● Description of the task
Reproduce the records below exactly as they appear, omitting any pictures they contain.

○ ○ ○ ○

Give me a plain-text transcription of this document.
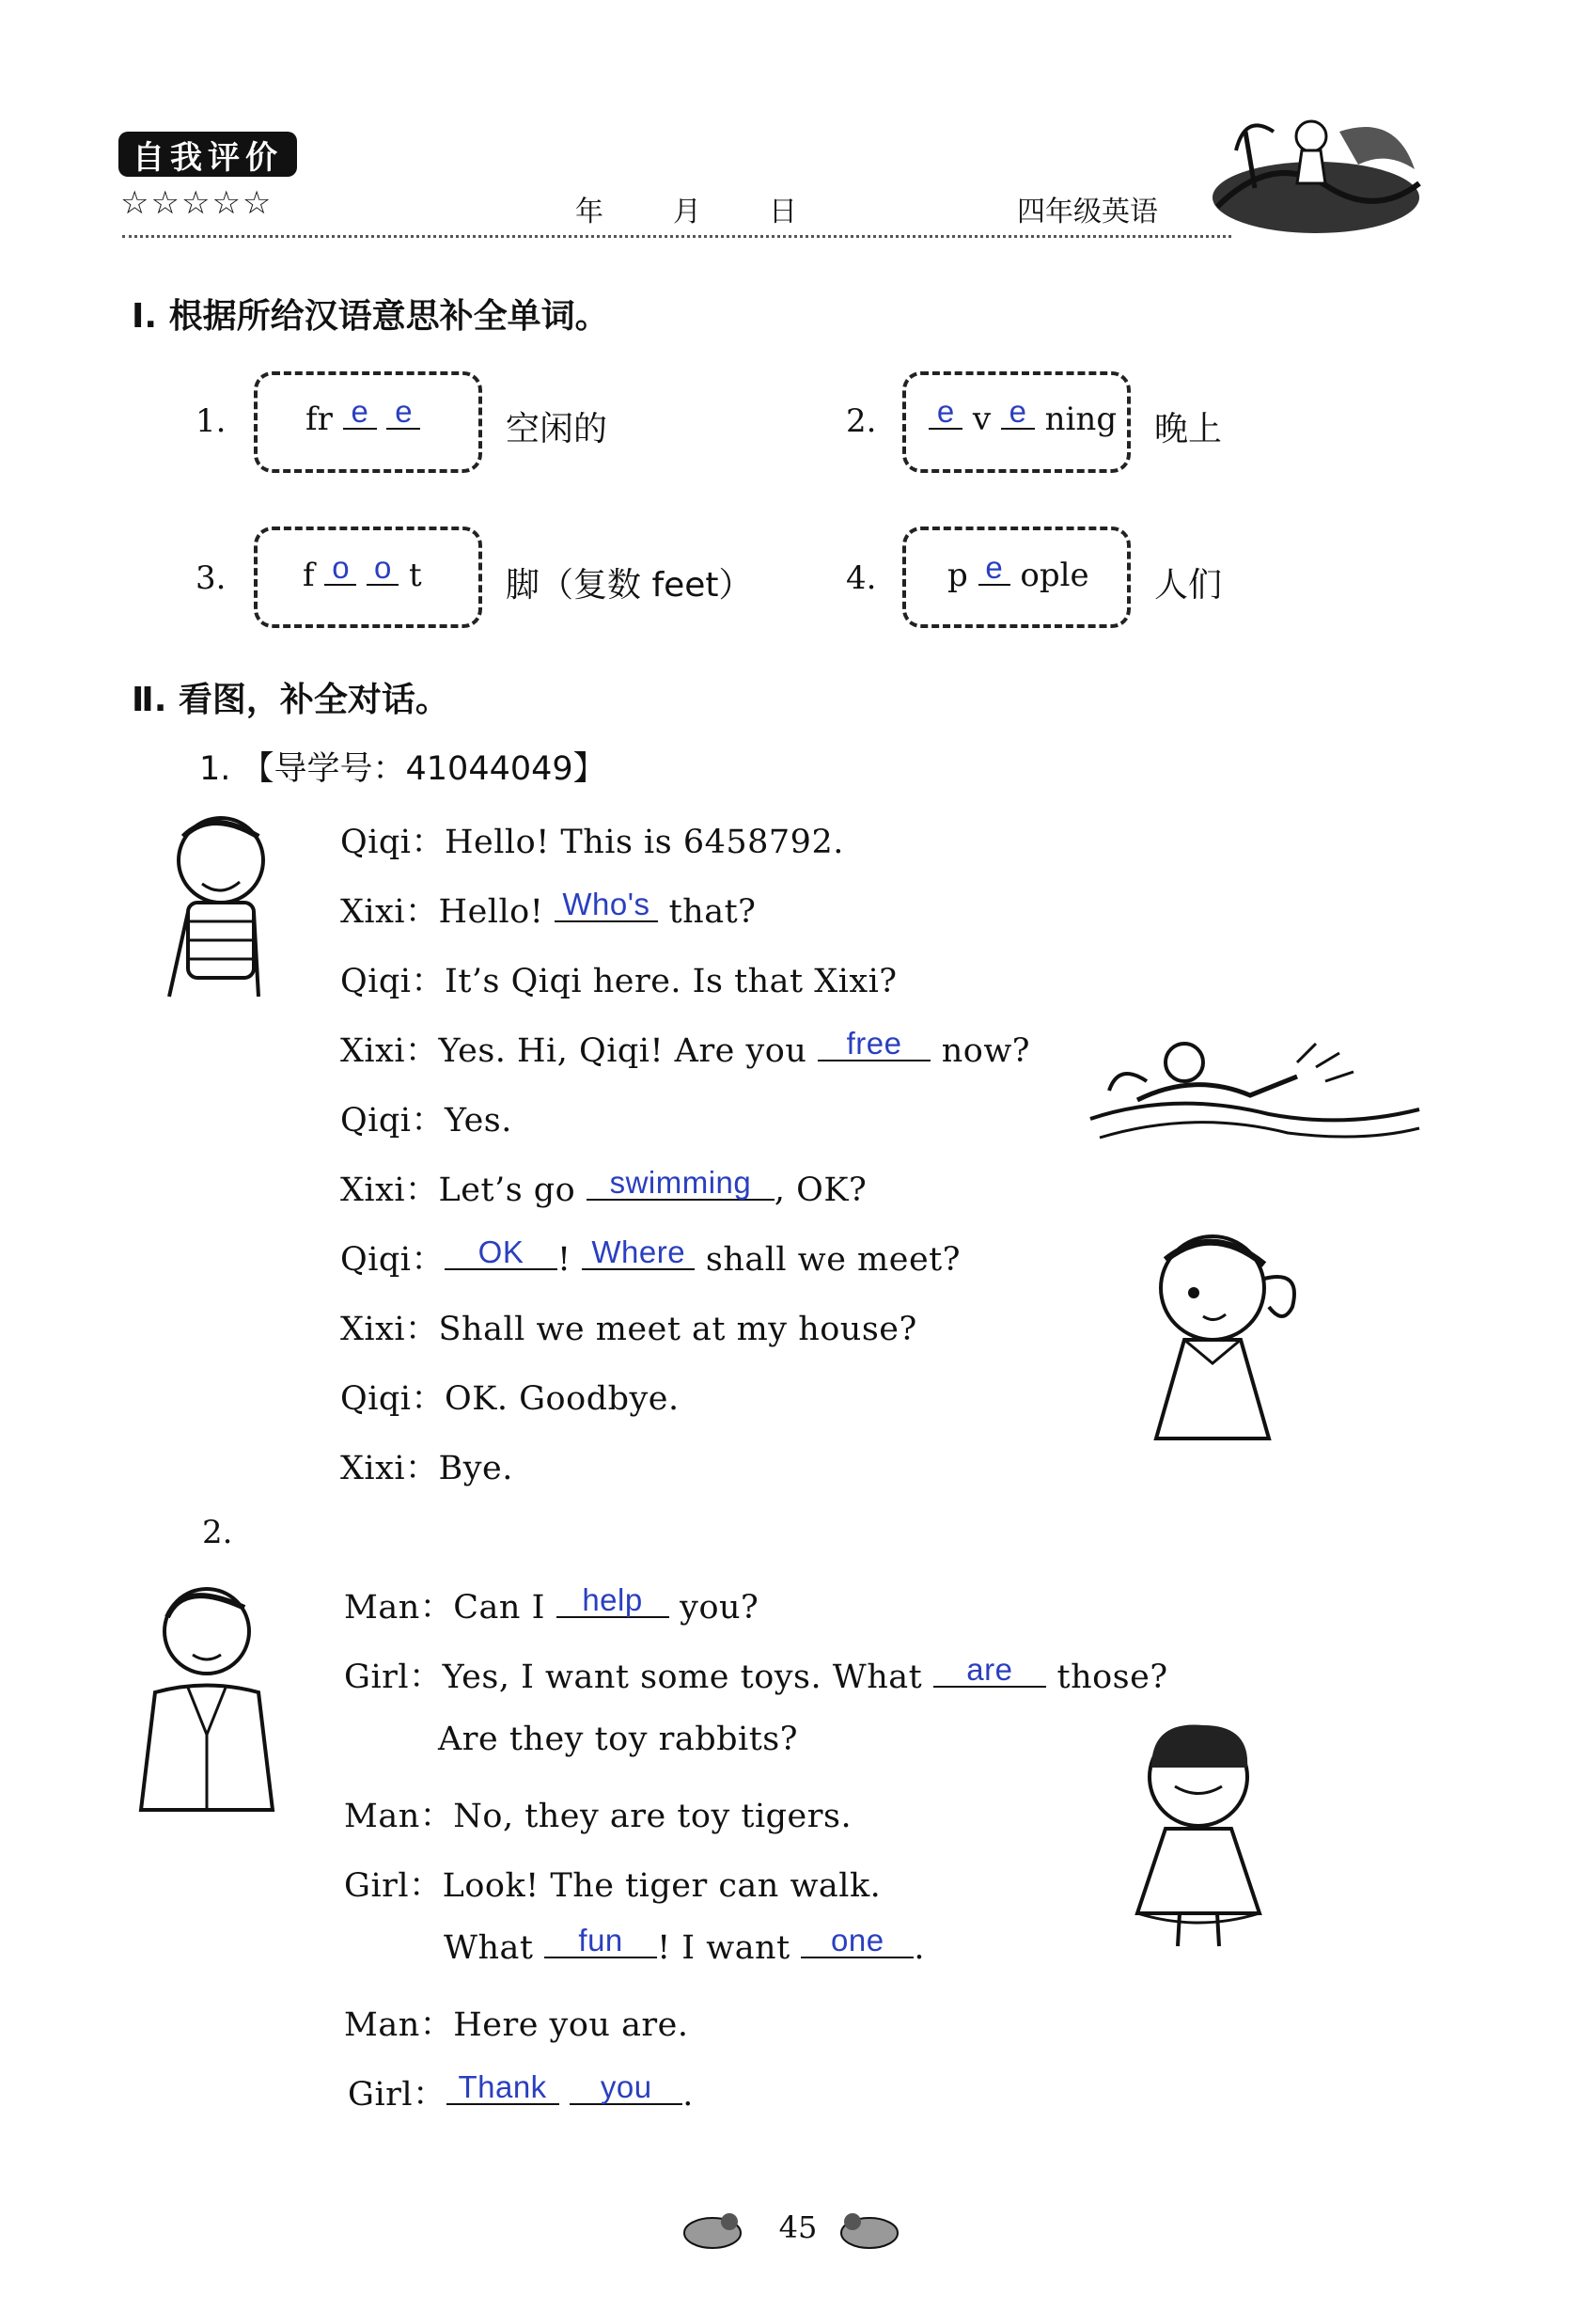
自我评价
☆☆☆☆☆	年 月 日	四年级英语
Ⅰ. 根据所给汉语意思补全单词。
1. fr e e	空闲的	2. e v e ning 晚上
3. f o o t 脚（复数 feet）	4. p e ople 人们
Ⅱ. 看图，补全对话。
1. 【导学号：41044049】
Qiqi：Hello! This is 6458792.
Xixi：Hello! Who's that?
Qiqi：It’s Qiqi here. Is that Xixi?
Xixi：Yes. Hi, Qiqi! Are you free now?
Qiqi：Yes.
Xixi：Let’s go swimming , OK?
Qiqi： OK ! Where shall we meet?
Xixi：Shall we meet at my house?
Qiqi：OK. Goodbye.
Xixi：Bye.
2.
Man：Can I help you?
Girl：Yes, I want some toys. What are those?
Are they toy rabbits?
Man：No, they are toy tigers.
Girl：Look! The tiger can walk.
What fun ! I want one .
Man：Here you are.
Girl： Thank you .
45
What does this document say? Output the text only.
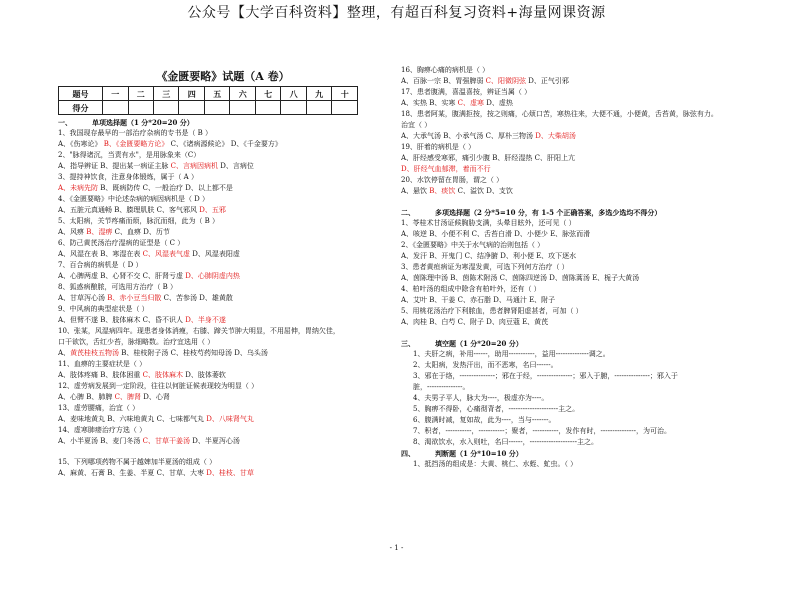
公众号【大学百科资料】整理，有超百科复习资料+海量网课资源
《金匮要略》试题（A 卷）
题号	一	二	三	四	五	六	七	八	九	十
得分										
一、	单项选择题（1 分*20=20 分）
1、我国现存最早的一部治疗杂病的专书是（ B ）
A、《伤寒论》 B、《金匮要略方论》 C、《诸病源候论》 D、《千金要方》
2、"脉得诸沉，当责有水"，是用脉象来（C）
A、指导辨证 B、提出某一病证主脉 C、言病因病机 D、言病位
3、提持神饮食，注意身体锻炼，属于（ A ）
A、未病先防 B、既病防传 C、一般治疗 D、以上都不是
4、《金匮要略》中论述杂病的病因病机是（ D ）
A、五脏元真通畅 B、腠理肌肤 C、客气邪风 D、五邪
5、太阳病，关节疼痛而烦，脉沉而细，此为（ B ）
A、风痹 B、湿痹 C、血痹 D、历节
6、防己黄芪汤治疗湿病的证型是（ C ）
A、风湿在表 B、寒湿在表 C、风湿表气虚 D、风湿表阳虚
7、百合病的病机是（ D ）
A、心脾两虚 B、心肾不交 C、肝肾亏虚 D、心肺阴虚内热
8、狐惑病酿脓，可选用方治疗（ B ）
A、甘草泻心汤 B、赤小豆当归散 C、苦参汤 D、雄黄散
9、中风病的典型症状是（ ）
A、但臂不遂 B、肢体麻木 C、昏不识人 D、半身不遂
10、张某，风湿病四年。现患者身体消瘦，右膝、蹄关节肿大明显，不用屈伸，胃纳欠佳，
口干欲饮，舌红少苔，脉细略数。治疗宜选用（ ）
A、黄芪桂枝五物汤 B、桂枝附子汤 C、桂枝芍药知母汤 D、乌头汤
11、血痹的主要症状是（ ）
A、肢体疼痛 B、肢体困重 C、肢体麻木 D、肢体萎软
12、虚劳病发展到一定阶段，往往以何脏证候表现较为明显（ ）
A、心脾 B、肺脾 C、脾肾 D、心肾
13、虚劳腰痛，治宜（ ）
A、麦味地黄丸 B、六味地黄丸 C、七味都气丸 D、八味肾气丸
14、虚寒肺痿治疗方选（ ）
A、小半夏汤 B、麦门冬汤 C、甘草干姜汤 D、半夏泻心汤
15、下列哪项药物不属于越婢加半夏汤的组成（ ）
A、麻黄、石膏 B、生姜、半夏 C、甘草、大枣 D、桂枝、甘草
16、胸痹心痛的病机是（ ）
A、百脉一宗 B、胃强脾弱 C、阳微阴弦 D、正气引邪
17、患者腹满，喜温喜按，辨证当属（ ）
A、实热 B、实寒 C、虚寒 D、虚热
18、患者阿某，腹满拒按，按之则痛，心烦口苦，寒热往来，大便不通，小便黄，舌苔黄，脉弦有力。
治宜（ ）
A、大承气汤 B、小承气汤 C、厚朴三物汤 D、大柴胡汤
19、肝着的病机是（ ）
A、肝经感受寒邪，痛引少腹 B、肝经湿热 C、肝阳上亢
D、肝经气血郁滞，着而不行
20、水饮停留在胃肠，谓之（ ）
A、悬饮 B、痰饮 C、溢饮 D、支饮
二、	多项选择题（2 分*5=10 分，有 1-5 个正确答案，多选少选均不得分）
1、苓桂术甘汤证候胸胁支满，头晕目眩外，还可见（ ）
A、咳逆 B、小便不利 C、舌苔白滑 D、小便少 E、脉弦而滑
2、《金匮要略》中关于水气病的治则包括（ ）
A、发汗 B、开鬼门 C、结净腑 D、利小便 E、攻下逐水
3、患者黄疸病证为寒湿发黄，可选下列何方治疗（ ）
A、茵陈理中汤 B、茵陈术附汤 C、茵陈四逆汤 D、茵陈蒿汤 E、栀子大黄汤
4、柏叶汤的组成中除含有柏叶外，还有（ ）
A、艾叶 B、干姜 C、赤石脂 D、马通汁 E、附子
5、用桃花汤治疗下利脓血，患者脾肾阳虚甚者，可加（ ）
A、肉桂 B、白芍 C、附子 D、肉豆蔻 E、黄芪
三、	填空题（1 分*20=20 分）
1、夫肝之病，补用------，助用-----------，益用--------------调之。
2、太阳病，发热汗出，而不恶寒，名曰------。
3、邪在于络，---------------；邪在于经，---------------；邪入于腑，---------------；邪入于
脏，---------------。
4、夫男子平人，脉大为----，极虚亦为----。
5、胸痹不得卧，心痛彻背者，---------------------主之。
6、腹满时减，复如故，此为----，当与-------。
7、积者，-----------，-----------；聚者，-----------，发作有时，---------------，为可治。
8、渴欲饮水，水入则吐，名曰------，--------------------主之。
四、	判断题（1 分*10=10 分）
1、抵挡汤的组成是：大黄、桃仁、水蛭、虻虫。（ ）
- 1 -
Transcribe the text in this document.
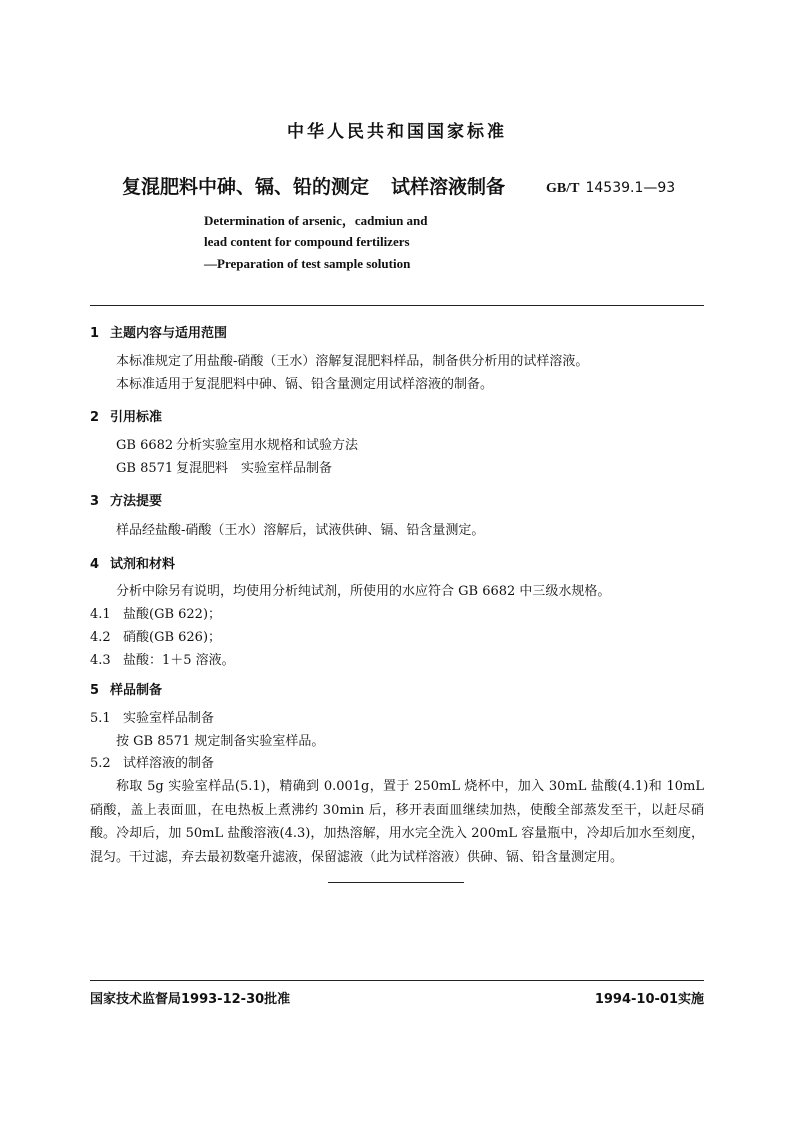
中华人民共和国国家标准
复混肥料中砷、镉、铅的测定 试样溶液制备	GB/T 14539.1—93
Determination of arsenic，cadmiun and
lead content for compound fertilizers
—Preparation of test sample solution
1 主题内容与适用范围
本标准规定了用盐酸-硝酸（王水）溶解复混肥料样品，制备供分析用的试样溶液。
本标准适用于复混肥料中砷、镉、铅含量测定用试样溶液的制备。
2 引用标准
GB 6682 分析实验室用水规格和试验方法
GB 8571 复混肥料　实验室样品制备
3 方法提要
样品经盐酸-硝酸（王水）溶解后，试液供砷、镉、铅含量测定。
4 试剂和材料
分析中除另有说明，均使用分析纯试剂，所使用的水应符合 GB 6682 中三级水规格。
4.1 盐酸(GB 622)；
4.2 硝酸(GB 626)；
4.3 盐酸：1＋5 溶液。
5 样品制备
5.1 实验室样品制备
按 GB 8571 规定制备实验室样品。
5.2 试样溶液的制备
称取 5g 实验室样品(5.1)，精确到 0.001g，置于 250mL 烧杯中，加入 30mL 盐酸(4.1)和 10mL 硝酸，盖上表面皿，在电热板上煮沸约 30min 后，移开表面皿继续加热，使酸全部蒸发至干，以赶尽硝酸。冷却后，加 50mL 盐酸溶液(4.3)，加热溶解，用水完全洗入 200mL 容量瓶中，冷却后加水至刻度，混匀。干过滤，弃去最初数毫升滤液，保留滤液（此为试样溶液）供砷、镉、铅含量测定用。
国家技术监督局1993-12-30批准	1994-10-01实施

○ ○ ○ ○

● The answer
Give me a plain-text transcription of this document.
自我评价
☆☆☆☆☆	年 月 日	四年级英语
Ⅰ. 根据所给汉语意思补全单词。
1. fr e e	空闲的	2. e v e ning 晚上
3. f o o t 脚（复数 feet）	4. p e ople 人们
Ⅱ. 看图，补全对话。
1. 【导学号：41044049】
Qiqi：Hello! This is 6458792.
Xixi：Hello! Who's that?
Qiqi：It’s Qiqi here. Is that Xixi?
Xixi：Yes. Hi, Qiqi! Are you free now?
Qiqi：Yes.
Xixi：Let’s go swimming , OK?
Qiqi： OK ! Where shall we meet?
Xixi：Shall we meet at my house?
Qiqi：OK. Goodbye.
Xixi：Bye.
2.
Man：Can I help you?
Girl：Yes, I want some toys. What are those?
Are they toy rabbits?
Man：No, they are toy tigers.
Girl：Look! The tiger can walk.
What fun ! I want one .
Man：Here you are.
Girl： Thank you .
45
What does this document say? Output the text only.
公众号【大学百科资料】整理，有超百科复习资料+海量网课资源
《金匮要略》试题（A 卷）
题号	一	二	三	四	五	六	七	八	九	十
得分										
一、	单项选择题（1 分*20=20 分）
1、我国现存最早的一部治疗杂病的专书是（ B ）
A、《伤寒论》 B、《金匮要略方论》 C、《诸病源候论》 D、《千金要方》
2、"脉得诸沉，当责有水"，是用脉象来（C）
A、指导辨证 B、提出某一病证主脉 C、言病因病机 D、言病位
3、提持神饮食，注意身体锻炼，属于（ A ）
A、未病先防 B、既病防传 C、一般治疗 D、以上都不是
4、《金匮要略》中论述杂病的病因病机是（ D ）
A、五脏元真通畅 B、腠理肌肤 C、客气邪风 D、五邪
5、太阳病，关节疼痛而烦，脉沉而细，此为（ B ）
A、风痹 B、湿痹 C、血痹 D、历节
6、防己黄芪汤治疗湿病的证型是（ C ）
A、风湿在表 B、寒湿在表 C、风湿表气虚 D、风湿表阳虚
7、百合病的病机是（ D ）
A、心脾两虚 B、心肾不交 C、肝肾亏虚 D、心肺阴虚内热
8、狐惑病酿脓，可选用方治疗（ B ）
A、甘草泻心汤 B、赤小豆当归散 C、苦参汤 D、雄黄散
9、中风病的典型症状是（ ）
A、但臂不遂 B、肢体麻木 C、昏不识人 D、半身不遂
10、张某，风湿病四年。现患者身体消瘦，右膝、蹄关节肿大明显，不用屈伸，胃纳欠佳，
口干欲饮，舌红少苔，脉细略数。治疗宜选用（ ）
A、黄芪桂枝五物汤 B、桂枝附子汤 C、桂枝芍药知母汤 D、乌头汤
11、血痹的主要症状是（ ）
A、肢体疼痛 B、肢体困重 C、肢体麻木 D、肢体萎软
12、虚劳病发展到一定阶段，往往以何脏证候表现较为明显（ ）
A、心脾 B、肺脾 C、脾肾 D、心肾
13、虚劳腰痛，治宜（ ）
A、麦味地黄丸 B、六味地黄丸 C、七味都气丸 D、八味肾气丸
14、虚寒肺痿治疗方选（ ）
A、小半夏汤 B、麦门冬汤 C、甘草干姜汤 D、半夏泻心汤
15、下列哪项药物不属于越婢加半夏汤的组成（ ）
A、麻黄、石膏 B、生姜、半夏 C、甘草、大枣 D、桂枝、甘草
16、胸痹心痛的病机是（ ）
A、百脉一宗 B、胃强脾弱 C、阳微阴弦 D、正气引邪
17、患者腹满，喜温喜按，辨证当属（ ）
A、实热 B、实寒 C、虚寒 D、虚热
18、患者阿某，腹满拒按，按之则痛，心烦口苦，寒热往来，大便不通，小便黄，舌苔黄，脉弦有力。
治宜（ ）
A、大承气汤 B、小承气汤 C、厚朴三物汤 D、大柴胡汤
19、肝着的病机是（ ）
A、肝经感受寒邪，痛引少腹 B、肝经湿热 C、肝阳上亢
D、肝经气血郁滞，着而不行
20、水饮停留在胃肠，谓之（ ）
A、悬饮 B、痰饮 C、溢饮 D、支饮
二、	多项选择题（2 分*5=10 分，有 1-5 个正确答案，多选少选均不得分）
1、苓桂术甘汤证候胸胁支满，头晕目眩外，还可见（ ）
A、咳逆 B、小便不利 C、舌苔白滑 D、小便少 E、脉弦而滑
2、《金匮要略》中关于水气病的治则包括（ ）
A、发汗 B、开鬼门 C、结净腑 D、利小便 E、攻下逐水
3、患者黄疸病证为寒湿发黄，可选下列何方治疗（ ）
A、茵陈理中汤 B、茵陈术附汤 C、茵陈四逆汤 D、茵陈蒿汤 E、栀子大黄汤
4、柏叶汤的组成中除含有柏叶外，还有（ ）
A、艾叶 B、干姜 C、赤石脂 D、马通汁 E、附子
5、用桃花汤治疗下利脓血，患者脾肾阳虚甚者，可加（ ）
A、肉桂 B、白芍 C、附子 D、肉豆蔻 E、黄芪
三、	填空题（1 分*20=20 分）
1、夫肝之病，补用------，助用-----------，益用--------------调之。
2、太阳病，发热汗出，而不恶寒，名曰------。
3、邪在于络，---------------；邪在于经，---------------；邪入于腑，---------------；邪入于
脏，---------------。
4、夫男子平人，脉大为----，极虚亦为----。
5、胸痹不得卧，心痛彻背者，---------------------主之。
6、腹满时减，复如故，此为----，当与-------。
7、积者，-----------，-----------；聚者，-----------，发作有时，---------------，为可治。
8、渴欲饮水，水入则吐，名曰------，--------------------主之。
四、	判断题（1 分*10=10 分）
1、抵挡汤的组成是：大黄、桃仁、水蛭、虻虫。（ ）
- 1 -
Transcribe the text in this document.
中华人民共和国国家标准
复混肥料中砷、镉、铅的测定 试样溶液制备	GB/T 14539.1—93
Determination of arsenic，cadmiun and
lead content for compound fertilizers
—Preparation of test sample solution
1 主题内容与适用范围
本标准规定了用盐酸-硝酸（王水）溶解复混肥料样品，制备供分析用的试样溶液。
本标准适用于复混肥料中砷、镉、铅含量测定用试样溶液的制备。
2 引用标准
GB 6682 分析实验室用水规格和试验方法
GB 8571 复混肥料　实验室样品制备
3 方法提要
样品经盐酸-硝酸（王水）溶解后，试液供砷、镉、铅含量测定。
4 试剂和材料
分析中除另有说明，均使用分析纯试剂，所使用的水应符合 GB 6682 中三级水规格。
4.1 盐酸(GB 622)；
4.2 硝酸(GB 626)；
4.3 盐酸：1＋5 溶液。
5 样品制备
5.1 实验室样品制备
按 GB 8571 规定制备实验室样品。
5.2 试样溶液的制备
称取 5g 实验室样品(5.1)，精确到 0.001g，置于 250mL 烧杯中，加入 30mL 盐酸(4.1)和 10mL 硝酸，盖上表面皿，在电热板上煮沸约 30min 后，移开表面皿继续加热，使酸全部蒸发至干，以赶尽硝酸。冷却后，加 50mL 盐酸溶液(4.3)，加热溶解，用水完全洗入 200mL 容量瓶中，冷却后加水至刻度，混匀。干过滤，弃去最初数毫升滤液，保留滤液（此为试样溶液）供砷、镉、铅含量测定用。
国家技术监督局1993-12-30批准	1994-10-01实施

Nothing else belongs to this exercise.